Copy the records below exactly as they are written.

[Entries from a dataset]
####################
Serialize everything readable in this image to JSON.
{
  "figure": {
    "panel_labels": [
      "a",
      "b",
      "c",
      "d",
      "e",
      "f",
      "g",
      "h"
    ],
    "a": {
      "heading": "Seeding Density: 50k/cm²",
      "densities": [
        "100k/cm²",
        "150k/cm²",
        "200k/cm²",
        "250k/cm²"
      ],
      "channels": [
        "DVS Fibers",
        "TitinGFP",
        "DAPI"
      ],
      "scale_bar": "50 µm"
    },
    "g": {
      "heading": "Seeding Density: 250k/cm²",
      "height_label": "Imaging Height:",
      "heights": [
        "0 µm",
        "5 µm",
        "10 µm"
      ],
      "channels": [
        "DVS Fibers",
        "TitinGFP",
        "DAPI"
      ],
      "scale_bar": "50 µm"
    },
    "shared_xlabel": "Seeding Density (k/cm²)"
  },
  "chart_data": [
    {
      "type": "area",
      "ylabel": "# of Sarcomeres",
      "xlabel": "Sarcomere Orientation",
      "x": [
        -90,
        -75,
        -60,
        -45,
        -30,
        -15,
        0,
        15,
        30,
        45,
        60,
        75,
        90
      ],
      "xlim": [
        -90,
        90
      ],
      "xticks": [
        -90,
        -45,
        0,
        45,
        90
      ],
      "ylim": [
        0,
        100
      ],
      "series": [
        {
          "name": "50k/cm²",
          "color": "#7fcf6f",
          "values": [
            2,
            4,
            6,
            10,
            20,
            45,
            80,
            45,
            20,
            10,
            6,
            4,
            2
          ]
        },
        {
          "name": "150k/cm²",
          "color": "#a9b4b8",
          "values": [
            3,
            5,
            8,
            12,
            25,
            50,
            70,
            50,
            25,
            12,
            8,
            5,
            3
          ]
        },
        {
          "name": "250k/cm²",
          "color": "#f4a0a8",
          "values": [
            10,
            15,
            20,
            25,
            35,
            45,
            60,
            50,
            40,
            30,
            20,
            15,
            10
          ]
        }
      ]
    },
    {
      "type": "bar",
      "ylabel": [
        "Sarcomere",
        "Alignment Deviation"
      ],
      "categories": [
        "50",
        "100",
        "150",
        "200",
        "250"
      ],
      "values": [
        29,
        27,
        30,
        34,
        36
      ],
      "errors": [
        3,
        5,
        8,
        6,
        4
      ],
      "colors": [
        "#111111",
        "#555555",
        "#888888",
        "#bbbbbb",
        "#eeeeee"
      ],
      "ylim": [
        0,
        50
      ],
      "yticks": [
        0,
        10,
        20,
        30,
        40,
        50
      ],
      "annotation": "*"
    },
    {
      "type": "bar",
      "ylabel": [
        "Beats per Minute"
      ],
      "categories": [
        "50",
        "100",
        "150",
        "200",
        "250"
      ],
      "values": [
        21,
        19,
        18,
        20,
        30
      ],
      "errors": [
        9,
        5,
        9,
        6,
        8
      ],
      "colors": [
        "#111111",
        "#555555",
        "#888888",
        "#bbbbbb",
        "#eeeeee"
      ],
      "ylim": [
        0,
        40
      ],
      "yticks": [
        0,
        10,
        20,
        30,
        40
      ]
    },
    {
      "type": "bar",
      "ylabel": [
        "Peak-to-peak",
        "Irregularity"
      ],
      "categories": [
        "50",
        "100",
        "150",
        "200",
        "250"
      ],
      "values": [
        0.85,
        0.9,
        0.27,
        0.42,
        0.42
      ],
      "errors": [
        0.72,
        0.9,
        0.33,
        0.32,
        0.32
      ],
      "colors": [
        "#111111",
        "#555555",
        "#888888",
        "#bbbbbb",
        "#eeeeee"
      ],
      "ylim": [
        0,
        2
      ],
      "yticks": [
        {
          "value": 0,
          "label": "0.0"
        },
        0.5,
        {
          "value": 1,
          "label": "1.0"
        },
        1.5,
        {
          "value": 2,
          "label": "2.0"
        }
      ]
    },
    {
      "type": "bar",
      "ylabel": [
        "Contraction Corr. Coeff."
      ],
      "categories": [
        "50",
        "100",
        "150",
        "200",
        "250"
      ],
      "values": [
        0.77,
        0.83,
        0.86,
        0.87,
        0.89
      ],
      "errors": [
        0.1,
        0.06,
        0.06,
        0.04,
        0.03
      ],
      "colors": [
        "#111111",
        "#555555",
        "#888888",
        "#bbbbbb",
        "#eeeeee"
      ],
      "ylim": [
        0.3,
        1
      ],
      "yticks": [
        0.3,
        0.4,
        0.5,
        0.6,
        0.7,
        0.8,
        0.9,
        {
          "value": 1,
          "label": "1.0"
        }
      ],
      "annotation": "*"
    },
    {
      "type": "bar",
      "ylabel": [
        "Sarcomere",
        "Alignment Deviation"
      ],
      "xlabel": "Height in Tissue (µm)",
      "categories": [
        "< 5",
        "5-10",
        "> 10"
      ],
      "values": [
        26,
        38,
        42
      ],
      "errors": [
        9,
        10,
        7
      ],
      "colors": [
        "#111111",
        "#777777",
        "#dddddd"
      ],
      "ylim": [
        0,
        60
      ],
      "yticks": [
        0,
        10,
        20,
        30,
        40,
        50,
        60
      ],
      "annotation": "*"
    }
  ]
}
####################
Full solution:
Serialize everything readable in this image to JSON.
{
  "figure": {
    "panel_labels": [
      "a",
      "b",
      "c",
      "d",
      "e",
      "f",
      "g",
      "h"
    ],
    "a": {
      "heading": "Seeding Density: 50k/cm²",
      "densities": [
        "100k/cm²",
        "150k/cm²",
        "200k/cm²",
        "250k/cm²"
      ],
      "channels": [
        "DVS Fibers",
        "TitinGFP",
        "DAPI"
      ],
      "scale_bar": "50 µm"
    },
    "g": {
      "heading": "Seeding Density: 250k/cm²",
      "height_label": "Imaging Height:",
      "heights": [
        "0 µm",
        "5 µm",
        "10 µm"
      ],
      "channels": [
        "DVS Fibers",
        "TitinGFP",
        "DAPI"
      ],
      "scale_bar": "50 µm"
    },
    "shared_xlabel": "Seeding Density (k/cm²)"
  },
  "chart_data": [
    {
      "type": "area",
      "ylabel": "# of Sarcomeres",
      "xlabel": "Sarcomere Orientation",
      "x": [
        -90,
        -75,
        -60,
        -45,
        -30,
        -15,
        0,
        15,
        30,
        45,
        60,
        75,
        90
      ],
      "xlim": [
        -90,
        90
      ],
      "xticks": [
        -90,
        -45,
        0,
        45,
        90
      ],
      "ylim": [
        0,
        100
      ],
      "series": [
        {
          "name": "50k/cm²",
          "color": "#7fcf6f",
          "values": [
            2,
            4,
            6,
            10,
            20,
            45,
            80,
            45,
            20,
            10,
            6,
            4,
            2
          ]
        },
        {
          "name": "150k/cm²",
          "color": "#a9b4b8",
          "values": [
            3,
            5,
            8,
            12,
            25,
            50,
            70,
            50,
            25,
            12,
            8,
            5,
            3
          ]
        },
        {
          "name": "250k/cm²",
          "color": "#f4a0a8",
          "values": [
            10,
            15,
            20,
            25,
            35,
            45,
            60,
            50,
            40,
            30,
            20,
            15,
            10
          ]
        }
      ]
    },
    {
      "type": "bar",
      "ylabel": [
        "Sarcomere",
        "Alignment Deviation"
      ],
      "categories": [
        "50",
        "100",
        "150",
        "200",
        "250"
      ],
      "values": [
        29,
        27,
        30,
        34,
        36
      ],
      "errors": [
        3,
        5,
        8,
        6,
        4
      ],
      "colors": [
        "#111111",
        "#555555",
        "#888888",
        "#bbbbbb",
        "#eeeeee"
      ],
      "ylim": [
        0,
        50
      ],
      "yticks": [
        0,
        10,
        20,
        30,
        40,
        50
      ],
      "annotation": "*"
    },
    {
      "type": "bar",
      "ylabel": [
        "Beats per Minute"
      ],
      "categories": [
        "50",
        "100",
        "150",
        "200",
        "250"
      ],
      "values": [
        21,
        19,
        18,
        20,
        30
      ],
      "errors": [
        9,
        5,
        9,
        6,
        8
      ],
      "colors": [
        "#111111",
        "#555555",
        "#888888",
        "#bbbbbb",
        "#eeeeee"
      ],
      "ylim": [
        0,
        40
      ],
      "yticks": [
        0,
        10,
        20,
        30,
        40
      ]
    },
    {
      "type": "bar",
      "ylabel": [
        "Peak-to-peak",
        "Irregularity"
      ],
      "categories": [
        "50",
        "100",
        "150",
        "200",
        "250"
      ],
      "values": [
        0.85,
        0.9,
        0.27,
        0.42,
        0.42
      ],
      "errors": [
        0.72,
        0.9,
        0.33,
        0.32,
        0.32
      ],
      "colors": [
        "#111111",
        "#555555",
        "#888888",
        "#bbbbbb",
        "#eeeeee"
      ],
      "ylim": [
        0,
        2
      ],
      "yticks": [
        {
          "value": 0,
          "label": "0.0"
        },
        0.5,
        {
          "value": 1,
          "label": "1.0"
        },
        1.5,
        {
          "value": 2,
          "label": "2.0"
        }
      ]
    },
    {
      "type": "bar",
      "ylabel": [
        "Contraction Corr. Coeff."
      ],
      "categories": [
        "50",
        "100",
        "150",
        "200",
        "250"
      ],
      "values": [
        0.77,
        0.83,
        0.86,
        0.87,
        0.89
      ],
      "errors": [
        0.1,
        0.06,
        0.06,
        0.04,
        0.03
      ],
      "colors": [
        "#111111",
        "#555555",
        "#888888",
        "#bbbbbb",
        "#eeeeee"
      ],
      "ylim": [
        0.3,
        1
      ],
      "yticks": [
        0.3,
        0.4,
        0.5,
        0.6,
        0.7,
        0.8,
        0.9,
        {
          "value": 1,
          "label": "1.0"
        }
      ],
      "annotation": "*"
    },
    {
      "type": "bar",
      "ylabel": [
        "Sarcomere",
        "Alignment Deviation"
      ],
      "xlabel": "Height in Tissue (µm)",
      "categories": [
        "< 5",
        "5-10",
        "> 10"
      ],
      "values": [
        26,
        38,
        42
      ],
      "errors": [
        9,
        10,
        7
      ],
      "colors": [
        "#111111",
        "#777777",
        "#dddddd"
      ],
      "ylim": [
        0,
        60
      ],
      "yticks": [
        0,
        10,
        20,
        30,
        40,
        50,
        60
      ],
      "annotation": "*"
    }
  ]
}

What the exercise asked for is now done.